**Objective**
Print every line of the listing exactly, please.

**Input records**
--- --- ---
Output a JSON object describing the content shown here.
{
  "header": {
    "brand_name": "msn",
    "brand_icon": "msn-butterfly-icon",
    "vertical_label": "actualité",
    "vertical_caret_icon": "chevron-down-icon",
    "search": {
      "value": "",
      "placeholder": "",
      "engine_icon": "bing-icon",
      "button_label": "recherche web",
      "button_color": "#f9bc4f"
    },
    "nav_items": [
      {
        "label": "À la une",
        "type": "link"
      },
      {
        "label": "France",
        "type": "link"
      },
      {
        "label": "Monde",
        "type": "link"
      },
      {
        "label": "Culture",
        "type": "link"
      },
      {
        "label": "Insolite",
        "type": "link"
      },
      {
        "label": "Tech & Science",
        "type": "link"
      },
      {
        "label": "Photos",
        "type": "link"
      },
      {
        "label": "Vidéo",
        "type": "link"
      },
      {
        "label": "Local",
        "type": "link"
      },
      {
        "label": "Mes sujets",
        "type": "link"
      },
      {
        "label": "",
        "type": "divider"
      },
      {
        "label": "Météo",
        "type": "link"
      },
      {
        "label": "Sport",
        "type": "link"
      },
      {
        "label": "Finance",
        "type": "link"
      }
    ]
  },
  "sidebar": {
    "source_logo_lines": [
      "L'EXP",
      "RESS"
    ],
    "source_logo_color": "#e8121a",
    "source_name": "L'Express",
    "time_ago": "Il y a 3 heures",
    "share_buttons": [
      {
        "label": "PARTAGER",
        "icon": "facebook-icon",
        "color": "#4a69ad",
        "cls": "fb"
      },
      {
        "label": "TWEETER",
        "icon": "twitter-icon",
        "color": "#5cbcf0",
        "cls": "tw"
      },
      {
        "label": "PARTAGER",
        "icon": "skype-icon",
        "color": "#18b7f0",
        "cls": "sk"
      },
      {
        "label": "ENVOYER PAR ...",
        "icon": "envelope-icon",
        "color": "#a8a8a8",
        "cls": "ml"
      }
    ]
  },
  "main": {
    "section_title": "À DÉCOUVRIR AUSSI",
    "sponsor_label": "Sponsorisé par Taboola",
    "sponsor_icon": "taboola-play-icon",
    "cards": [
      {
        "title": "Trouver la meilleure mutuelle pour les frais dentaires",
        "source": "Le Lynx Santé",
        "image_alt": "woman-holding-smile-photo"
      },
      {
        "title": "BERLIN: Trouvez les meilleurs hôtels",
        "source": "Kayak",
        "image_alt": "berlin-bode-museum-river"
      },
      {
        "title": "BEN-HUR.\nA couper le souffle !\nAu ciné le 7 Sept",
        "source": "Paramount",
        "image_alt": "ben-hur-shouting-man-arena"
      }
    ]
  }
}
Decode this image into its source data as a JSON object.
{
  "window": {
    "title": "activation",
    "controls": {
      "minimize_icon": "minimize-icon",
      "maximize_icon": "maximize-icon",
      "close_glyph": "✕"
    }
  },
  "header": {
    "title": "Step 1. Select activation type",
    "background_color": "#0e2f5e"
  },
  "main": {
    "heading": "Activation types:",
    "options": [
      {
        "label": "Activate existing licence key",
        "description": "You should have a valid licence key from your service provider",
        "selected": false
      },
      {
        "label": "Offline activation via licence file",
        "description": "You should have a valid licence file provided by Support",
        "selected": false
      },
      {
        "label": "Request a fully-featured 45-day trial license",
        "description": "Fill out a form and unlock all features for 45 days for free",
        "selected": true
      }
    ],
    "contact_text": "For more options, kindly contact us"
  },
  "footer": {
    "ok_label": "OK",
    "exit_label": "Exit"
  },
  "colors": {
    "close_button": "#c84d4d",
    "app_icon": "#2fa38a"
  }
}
--- --- ---
**Output of the task**
Output a JSON object describing the content shown here.
{
  "header": {
    "brand_name": "msn",
    "brand_icon": "msn-butterfly-icon",
    "vertical_label": "actualité",
    "vertical_caret_icon": "chevron-down-icon",
    "search": {
      "value": "",
      "placeholder": "",
      "engine_icon": "bing-icon",
      "button_label": "recherche web",
      "button_color": "#f9bc4f"
    },
    "nav_items": [
      {
        "label": "À la une",
        "type": "link"
      },
      {
        "label": "France",
        "type": "link"
      },
      {
        "label": "Monde",
        "type": "link"
      },
      {
        "label": "Culture",
        "type": "link"
      },
      {
        "label": "Insolite",
        "type": "link"
      },
      {
        "label": "Tech & Science",
        "type": "link"
      },
      {
        "label": "Photos",
        "type": "link"
      },
      {
        "label": "Vidéo",
        "type": "link"
      },
      {
        "label": "Local",
        "type": "link"
      },
      {
        "label": "Mes sujets",
        "type": "link"
      },
      {
        "label": "",
        "type": "divider"
      },
      {
        "label": "Météo",
        "type": "link"
      },
      {
        "label": "Sport",
        "type": "link"
      },
      {
        "label": "Finance",
        "type": "link"
      }
    ]
  },
  "sidebar": {
    "source_logo_lines": [
      "L'EXP",
      "RESS"
    ],
    "source_logo_color": "#e8121a",
    "source_name": "L'Express",
    "time_ago": "Il y a 3 heures",
    "share_buttons": [
      {
        "label": "PARTAGER",
        "icon": "facebook-icon",
        "color": "#4a69ad",
        "cls": "fb"
      },
      {
        "label": "TWEETER",
        "icon": "twitter-icon",
        "color": "#5cbcf0",
        "cls": "tw"
      },
      {
        "label": "PARTAGER",
        "icon": "skype-icon",
        "color": "#18b7f0",
        "cls": "sk"
      },
      {
        "label": "ENVOYER PAR ...",
        "icon": "envelope-icon",
        "color": "#a8a8a8",
        "cls": "ml"
      }
    ]
  },
  "main": {
    "section_title": "À DÉCOUVRIR AUSSI",
    "sponsor_label": "Sponsorisé par Taboola",
    "sponsor_icon": "taboola-play-icon",
    "cards": [
      {
        "title": "Trouver la meilleure mutuelle pour les frais dentaires",
        "source": "Le Lynx Santé",
        "image_alt": "woman-holding-smile-photo"
      },
      {
        "title": "BERLIN: Trouvez les meilleurs hôtels",
        "source": "Kayak",
        "image_alt": "berlin-bode-museum-river"
      },
      {
        "title": "BEN-HUR.\nA couper le souffle !\nAu ciné le 7 Sept",
        "source": "Paramount",
        "image_alt": "ben-hur-shouting-man-arena"
      }
    ]
  }
}
Decode this image into its source data as a JSON object.
{
  "window": {
    "title": "activation",
    "controls": {
      "minimize_icon": "minimize-icon",
      "maximize_icon": "maximize-icon",
      "close_glyph": "✕"
    }
  },
  "header": {
    "title": "Step 1. Select activation type",
    "background_color": "#0e2f5e"
  },
  "main": {
    "heading": "Activation types:",
    "options": [
      {
        "label": "Activate existing licence key",
        "description": "You should have a valid licence key from your service provider",
        "selected": false
      },
      {
        "label": "Offline activation via licence file",
        "description": "You should have a valid licence file provided by Support",
        "selected": false
      },
      {
        "label": "Request a fully-featured 45-day trial license",
        "description": "Fill out a form and unlock all features for 45 days for free",
        "selected": true
      }
    ],
    "contact_text": "For more options, kindly contact us"
  },
  "footer": {
    "ok_label": "OK",
    "exit_label": "Exit"
  },
  "colors": {
    "close_button": "#c84d4d",
    "app_icon": "#2fa38a"
  }
}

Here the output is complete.